▶ **Provided passage**
- - -

Revision as of 08:30, 20 September 2021

Problem

A circle has a chord of length $10$, and the distance from the center of the circle to the chord is $5$. What is the area of the circle?

$\textbf{(A) }25\pi \qquad \textbf{(B) }50\pi \qquad \textbf{(C) }75\pi \qquad \textbf{(D) }100\pi \qquad \textbf{(E) }125\pi \qquad$

Solution

Let $O$ be the center of the circle, $\overline{AB}$ be the chord, and $M$ be the midpoint of $\overline{AB},$ as shown below.

- - -

[Stored dataset rows]
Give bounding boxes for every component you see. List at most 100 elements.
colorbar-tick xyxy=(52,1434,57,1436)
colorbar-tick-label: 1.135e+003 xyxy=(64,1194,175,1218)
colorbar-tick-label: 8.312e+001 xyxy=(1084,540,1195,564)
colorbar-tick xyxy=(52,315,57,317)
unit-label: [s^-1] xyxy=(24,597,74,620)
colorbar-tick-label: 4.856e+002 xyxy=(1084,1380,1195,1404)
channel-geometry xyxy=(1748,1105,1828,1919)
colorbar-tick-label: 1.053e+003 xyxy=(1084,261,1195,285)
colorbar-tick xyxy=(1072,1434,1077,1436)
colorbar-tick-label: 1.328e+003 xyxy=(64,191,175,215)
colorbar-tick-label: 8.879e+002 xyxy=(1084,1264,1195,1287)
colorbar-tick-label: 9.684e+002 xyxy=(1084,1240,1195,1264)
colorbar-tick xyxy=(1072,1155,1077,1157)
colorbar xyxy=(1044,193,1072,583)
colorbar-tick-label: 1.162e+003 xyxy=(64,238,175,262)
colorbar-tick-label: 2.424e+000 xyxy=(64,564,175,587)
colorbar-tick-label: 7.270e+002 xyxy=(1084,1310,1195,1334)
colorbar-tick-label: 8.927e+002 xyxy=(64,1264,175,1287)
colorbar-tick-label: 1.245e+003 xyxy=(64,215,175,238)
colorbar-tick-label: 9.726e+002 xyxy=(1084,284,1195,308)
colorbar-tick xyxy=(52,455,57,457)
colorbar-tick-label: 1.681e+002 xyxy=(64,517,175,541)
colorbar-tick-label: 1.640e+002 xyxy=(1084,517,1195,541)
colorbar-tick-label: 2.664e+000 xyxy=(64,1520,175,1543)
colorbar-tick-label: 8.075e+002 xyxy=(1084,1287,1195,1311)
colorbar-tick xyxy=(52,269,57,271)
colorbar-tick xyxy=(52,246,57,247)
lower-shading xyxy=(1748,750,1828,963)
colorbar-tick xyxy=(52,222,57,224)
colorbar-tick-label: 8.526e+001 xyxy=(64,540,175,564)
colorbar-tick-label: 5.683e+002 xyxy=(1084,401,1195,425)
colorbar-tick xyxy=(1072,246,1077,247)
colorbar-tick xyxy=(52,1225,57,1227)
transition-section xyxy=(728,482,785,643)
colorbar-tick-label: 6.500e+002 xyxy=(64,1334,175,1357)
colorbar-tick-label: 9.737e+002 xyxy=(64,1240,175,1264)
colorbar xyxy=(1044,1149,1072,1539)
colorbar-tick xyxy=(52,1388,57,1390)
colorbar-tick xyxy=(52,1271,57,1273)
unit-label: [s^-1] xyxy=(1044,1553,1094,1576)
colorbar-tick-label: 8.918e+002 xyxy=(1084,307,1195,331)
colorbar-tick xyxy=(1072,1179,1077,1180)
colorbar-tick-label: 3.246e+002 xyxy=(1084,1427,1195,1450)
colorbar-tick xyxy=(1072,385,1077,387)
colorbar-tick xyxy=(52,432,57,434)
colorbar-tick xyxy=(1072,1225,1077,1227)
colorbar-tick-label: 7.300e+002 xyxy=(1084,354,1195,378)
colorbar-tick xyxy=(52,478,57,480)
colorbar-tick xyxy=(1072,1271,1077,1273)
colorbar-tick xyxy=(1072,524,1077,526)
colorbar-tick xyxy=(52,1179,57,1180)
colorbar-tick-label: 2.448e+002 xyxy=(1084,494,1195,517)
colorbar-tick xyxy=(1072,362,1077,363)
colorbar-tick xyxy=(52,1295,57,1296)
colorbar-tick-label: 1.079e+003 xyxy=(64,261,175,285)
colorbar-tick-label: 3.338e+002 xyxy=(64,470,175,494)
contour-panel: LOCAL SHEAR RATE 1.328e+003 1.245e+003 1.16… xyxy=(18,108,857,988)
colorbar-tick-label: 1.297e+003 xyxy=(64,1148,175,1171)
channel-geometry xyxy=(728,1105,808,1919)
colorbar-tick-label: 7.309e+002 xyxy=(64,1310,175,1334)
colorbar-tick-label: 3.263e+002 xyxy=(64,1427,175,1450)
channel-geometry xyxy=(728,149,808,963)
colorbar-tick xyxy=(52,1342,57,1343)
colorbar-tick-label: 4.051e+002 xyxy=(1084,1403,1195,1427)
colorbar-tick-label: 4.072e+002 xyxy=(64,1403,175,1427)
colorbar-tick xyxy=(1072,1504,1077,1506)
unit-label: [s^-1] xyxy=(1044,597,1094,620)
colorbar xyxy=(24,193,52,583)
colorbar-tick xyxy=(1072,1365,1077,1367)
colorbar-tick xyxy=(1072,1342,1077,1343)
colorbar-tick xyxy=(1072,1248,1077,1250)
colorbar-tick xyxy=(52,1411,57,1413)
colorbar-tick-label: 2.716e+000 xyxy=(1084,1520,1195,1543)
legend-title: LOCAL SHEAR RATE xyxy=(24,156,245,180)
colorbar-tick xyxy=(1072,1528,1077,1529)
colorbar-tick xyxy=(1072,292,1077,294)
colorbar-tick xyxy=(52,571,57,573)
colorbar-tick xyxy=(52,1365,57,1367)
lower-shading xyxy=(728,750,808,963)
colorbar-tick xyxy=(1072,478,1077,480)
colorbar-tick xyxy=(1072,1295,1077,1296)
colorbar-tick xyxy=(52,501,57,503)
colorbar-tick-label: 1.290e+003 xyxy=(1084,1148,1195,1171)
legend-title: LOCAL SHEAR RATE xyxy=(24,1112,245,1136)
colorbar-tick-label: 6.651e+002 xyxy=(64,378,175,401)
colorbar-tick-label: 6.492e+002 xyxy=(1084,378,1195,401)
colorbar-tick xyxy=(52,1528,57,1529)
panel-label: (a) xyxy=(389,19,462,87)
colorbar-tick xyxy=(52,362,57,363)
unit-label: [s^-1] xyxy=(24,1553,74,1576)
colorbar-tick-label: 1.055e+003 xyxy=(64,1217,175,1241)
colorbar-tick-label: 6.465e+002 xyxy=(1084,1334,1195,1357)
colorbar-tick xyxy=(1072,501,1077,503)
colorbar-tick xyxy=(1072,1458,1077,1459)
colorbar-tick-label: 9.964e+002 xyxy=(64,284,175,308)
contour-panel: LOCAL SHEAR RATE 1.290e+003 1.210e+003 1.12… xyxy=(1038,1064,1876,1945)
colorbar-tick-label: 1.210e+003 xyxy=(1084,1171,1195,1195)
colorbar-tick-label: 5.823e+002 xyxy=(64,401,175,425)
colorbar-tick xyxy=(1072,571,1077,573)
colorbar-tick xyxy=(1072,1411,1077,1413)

- - -

▶ **Task objective**
Continue the solution to the circle-and-chord problem from its last sentence.

▶ **Exercise output**
DIAGRAM NEEDED

Recall that $\overline{OM}\perp\overline{AB}.$ Since $OM=AM=BM=5,$ we conclude that $\triangle OMA$ and $\triangle OMB$ are congruent isosceles right triangles. It follows that $r=5\sqrt2,$ so the area of $\odot O$ is $\pi r^2=\boxed{\textbf{(B) }50\pi}$.

~MRENTHUSIASM

See Also

2018 AMC 12B (ProblemsAnswer KeyResources)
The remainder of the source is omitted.